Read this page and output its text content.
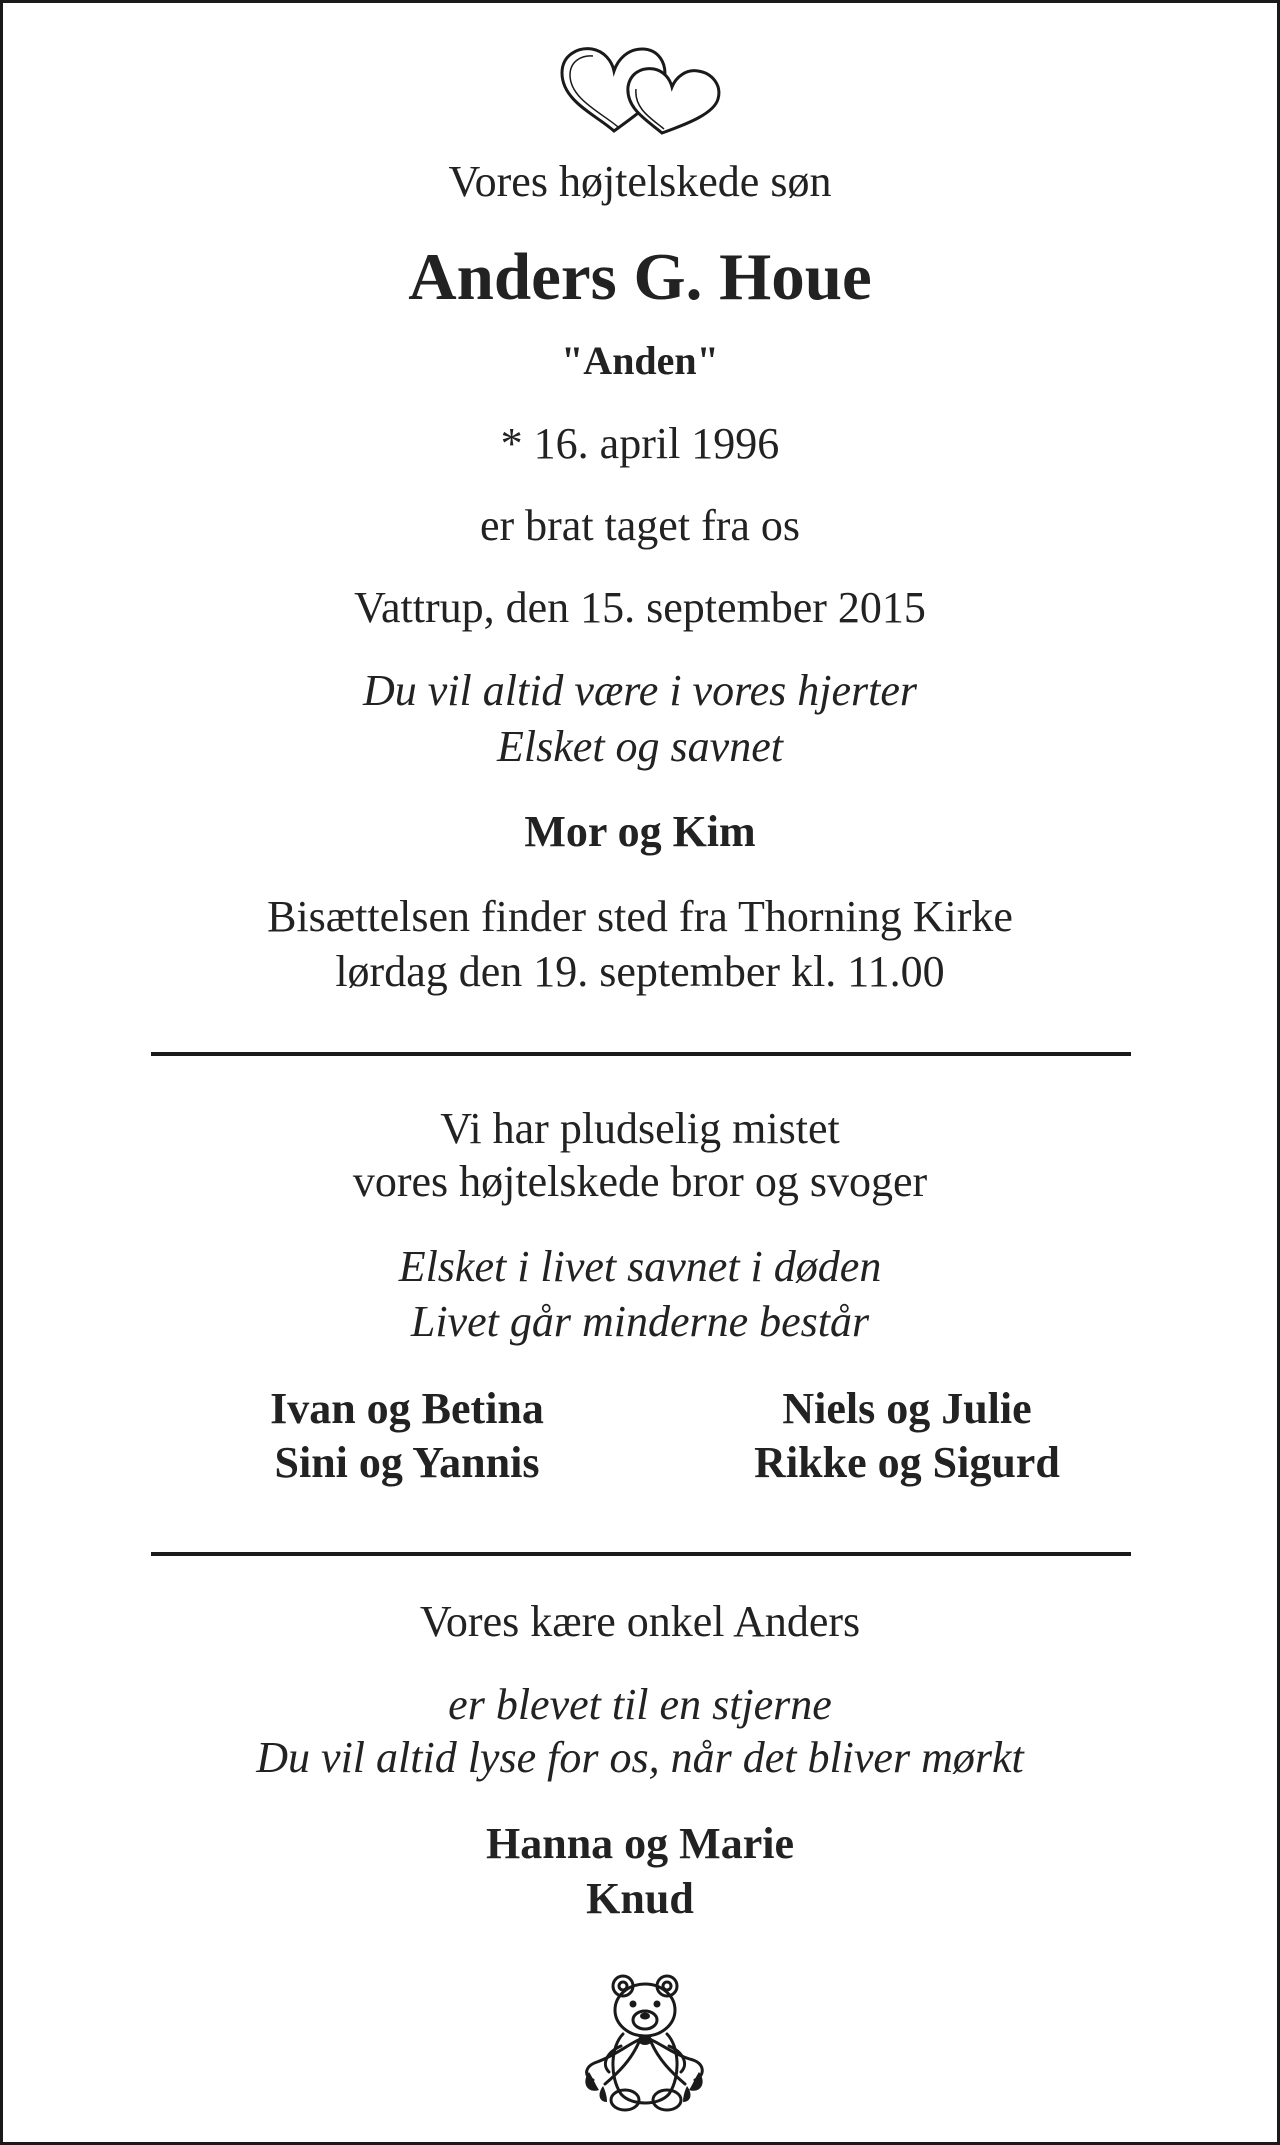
Vores højtelskede søn
Anders G. Houe
"Anden"
* 16. april 1996
er brat taget fra os
Vattrup, den 15. september 2015
Du vil altid være i vores hjerter
Elsket og savnet
Mor og Kim
Bisættelsen finder sted fra Thorning Kirke
lørdag den 19. september kl. 11.00
Vi har pludselig mistet
vores højtelskede bror og svoger
Elsket i livet savnet i døden
Livet går minderne består
Ivan og Betina
Sini og Yannis
Niels og Julie
Rikke og Sigurd
Vores kære onkel Anders
er blevet til en stjerne
Du vil altid lyse for os, når det bliver mørkt
Hanna og Marie
Knud
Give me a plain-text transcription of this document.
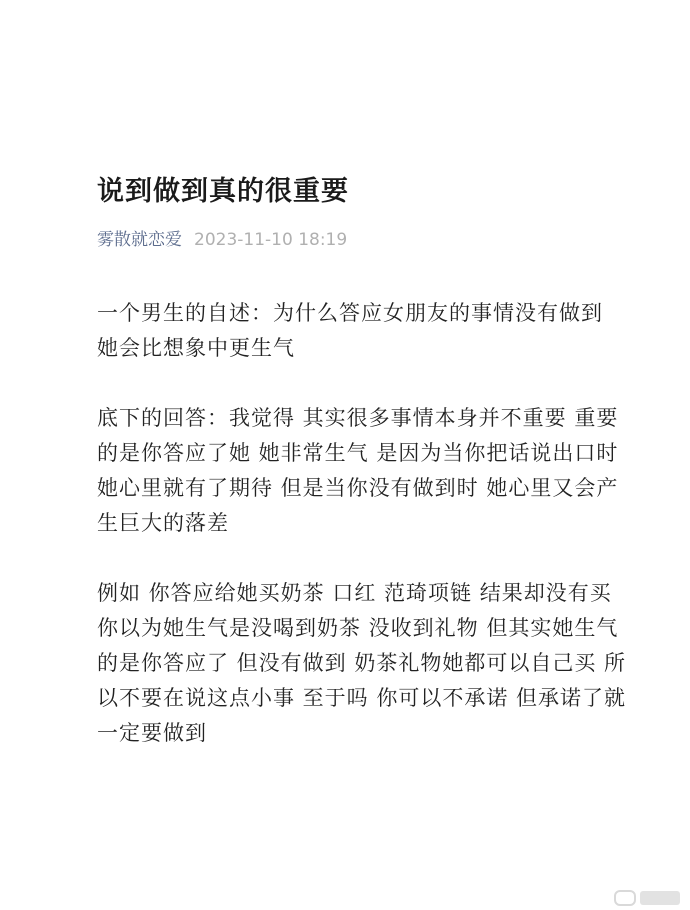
说到做到真的很重要
雾散就恋爱 2023-11-10 18:19

一个男生的自述：为什么答应女朋友的事情没有做到 她会比想象中更生气

底下的回答：我觉得 其实很多事情本身并不重要 重要的是你答应了她 她非常生气 是因为当你把话说出口时 她心里就有了期待 但是当你没有做到时 她心里又会产生巨大的落差

例如 你答应给她买奶茶 口红 范琦项链 结果却没有买 你以为她生气是没喝到奶茶 没收到礼物 但其实她生气的是你答应了 但没有做到 奶茶礼物她都可以自己买 所以不要在说这点小事 至于吗 你可以不承诺 但承诺了就一定要做到
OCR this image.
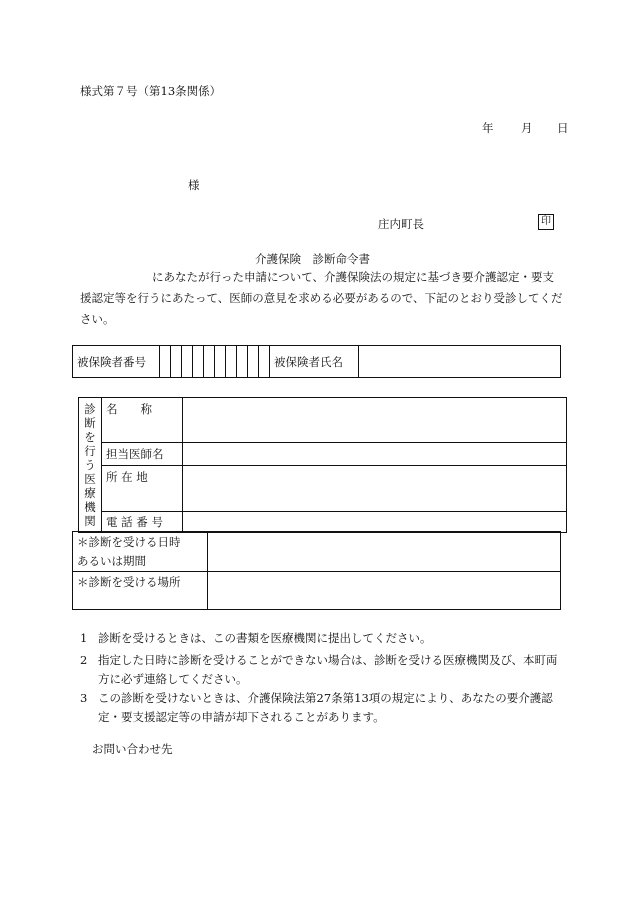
様式第７号（第13条関係）
年 月 日
様
庄内町長	印
介護保険　診断命令書
にあなたが行った申請について、介護保険法の規定に基づき要介護認定・要支援認定等を行うにあたって、医師の意見を求める必要があるので、下記のとおり受診してください。
被保険者番号											被保険者氏名	
診断を行う医療機関	名　　称	
	担当医師名	
	所 在 地	
	電 話 番 号	
＊診断を受ける日時
あるいは期間	

＊診断を受ける場所	
1 診断を受けるときは、この書類を医療機関に提出してください。
2 指定した日時に診断を受けることができない場合は、診断を受ける医療機関及び、本町両方に必ず連絡してください。
3 この診断を受けないときは、介護保険法第27条第13項の規定により、あなたの要介護認定・要支援認定等の申請が却下されることがあります。
お問い合わせ先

====

_What is needed_
Reproduce each line holding the word "text".

_The result_
Read this page and output its text content.
Give me a plain-text transcription of this document.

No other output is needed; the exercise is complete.